Saved entries
§

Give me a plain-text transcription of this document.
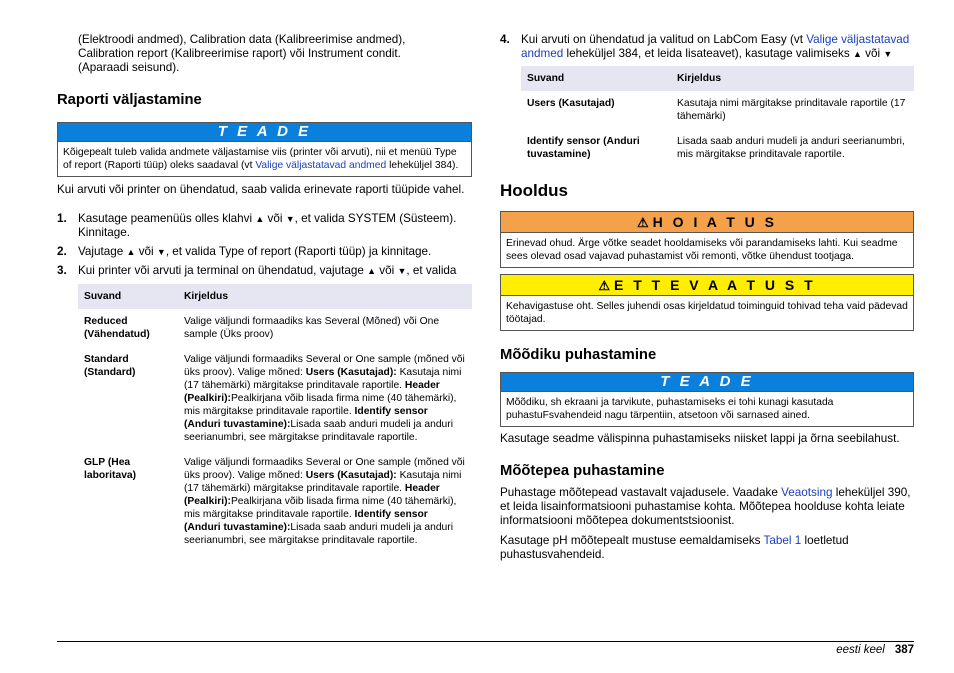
(Elektroodi andmed), Calibration data (Kalibreerimise andmed),

Calibration report (Kalibreerimise raport) või Instrument condit.

(Aparaadi seisund).

Raporti väljastamine
T E A D E
Kõigepealt tuleb valida andmete väljastamise viis (printer või arvuti), nii et menüü Type of report (Raporti tüüp) oleks saadaval (vt Valige väljastatavad andmed leheküljel 384).

Kui arvuti või printer on ühendatud, saab valida erinevate raporti tüüpide vahel.

1. Kasutage peamenüüs olles klahvi ▲ või ▼, et valida SYSTEM (Süsteem). Kinnitage.
2. Vajutage ▲ või ▼, et valida Type of report (Raporti tüüp) ja kinnitage.
3. Kui printer või arvuti ja terminal on ühendatud, vajutage ▲ või ▼, et valida
Suvand	Kirjeldus
Reduced (Vähendatud)	Valige väljundi formaadiks kas Several (Mõned) või One sample (Üks proov)
Standard (Standard)	Valige väljundi formaadiks Several or One sample (mõned või üks proov). Valige mõned: Users (Kasutajad): Kasutaja nimi (17 tähemärki) märgitakse prinditavale raportile. Header (Pealkiri):Pealkirjana võib lisada firma nime (40 tähemärki), mis märgitakse prinditavale raportile. Identify sensor (Anduri tuvastamine):Lisada saab anduri mudeli ja anduri seerianumbri, see märgitakse prinditavale raportile.
GLP (Hea laboritava)	Valige väljundi formaadiks Several or One sample (mõned või üks proov). Valige mõned: Users (Kasutajad): Kasutaja nimi (17 tähemärki) märgitakse prinditavale raportile. Header (Pealkiri):Pealkirjana võib lisada firma nime (40 tähemärki), mis märgitakse prinditavale raportile. Identify sensor (Anduri tuvastamine):Lisada saab anduri mudeli ja anduri seerianumbri, see märgitakse prinditavale raportile.
4. Kui arvuti on ühendatud ja valitud on LabCom Easy (vt Valige väljastatavad andmed leheküljel 384, et leida lisateavet), kasutage valimiseks ▲ või ▼
Suvand	Kirjeldus
Users (Kasutajad)	Kasutaja nimi märgitakse prinditavale raportile (17 tähemärki)
Identify sensor (Anduri tuvastamine)	Lisada saab anduri mudeli ja anduri seerianumbri, mis märgitakse prinditavale raportile.
Hooldus
⚠ H O I A T U S
Erinevad ohud. Ärge võtke seadet hooldamiseks või parandamiseks lahti. Kui seadme sees olevad osad vajavad puhastamist või remonti, võtke ühendust tootjaga.
⚠ E T T E V A A T U S T
Kehavigastuse oht. Selles juhendi osas kirjeldatud toiminguid tohivad teha vaid pädevad töötajad.
Mõõdiku puhastamine
T E A D E
Mõõdiku, sh ekraani ja tarvikute, puhastamiseks ei tohi kunagi kasutada puhastuFsvahendeid nagu tärpentiin, atsetoon või sarnased ained.

Kasutage seadme välispinna puhastamiseks niisket lappi ja õrna seebilahust.

Mõõtepea puhastamine

Puhastage mõõtepead vastavalt vajadusele. Vaadake Veaotsing leheküljel 390, et leida lisainformatsiooni puhastamise kohta. Mõõtepea hoolduse kohta leiate informatsiooni mõõtepea dokumentstsioonist.

Kasutage pH mõõtepealt mustuse eemaldamiseks Tabel 1 loetletud puhastusvahendeid.

eesti keel 387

§

In the records above, locate each line with the word "märgitakse". Copy all such lines.

Standard (Standard)	Valige väljundi formaadiks Several or One sample (mõned või üks proov). Valige mõned: Users (Kasutajad): Kasutaja nimi (17 tähemärki) märgitakse prinditavale raportile. Header (Pealkiri):Pealkirjana võib lisada firma nime (40 tähemärki), mis märgitakse prinditavale raportile. Identify sensor (Anduri tuvastamine):Lisada saab anduri mudeli ja anduri seerianumbri, see märgitakse prinditavale raportile.
GLP (Hea laboritava)	Valige väljundi formaadiks Several or One sample (mõned või üks proov). Valige mõned: Users (Kasutajad): Kasutaja nimi (17 tähemärki) märgitakse prinditavale raportile. Header (Pealkiri):Pealkirjana võib lisada firma nime (40 tähemärki), mis märgitakse prinditavale raportile. Identify sensor (Anduri tuvastamine):Lisada saab anduri mudeli ja anduri seerianumbri, see märgitakse prinditavale raportile.
Users (Kasutajad)	Kasutaja nimi märgitakse prinditavale raportile (17 tähemärki)
Identify sensor (Anduri tuvastamine)	Lisada saab anduri mudeli ja anduri seerianumbri, mis märgitakse prinditavale raportile.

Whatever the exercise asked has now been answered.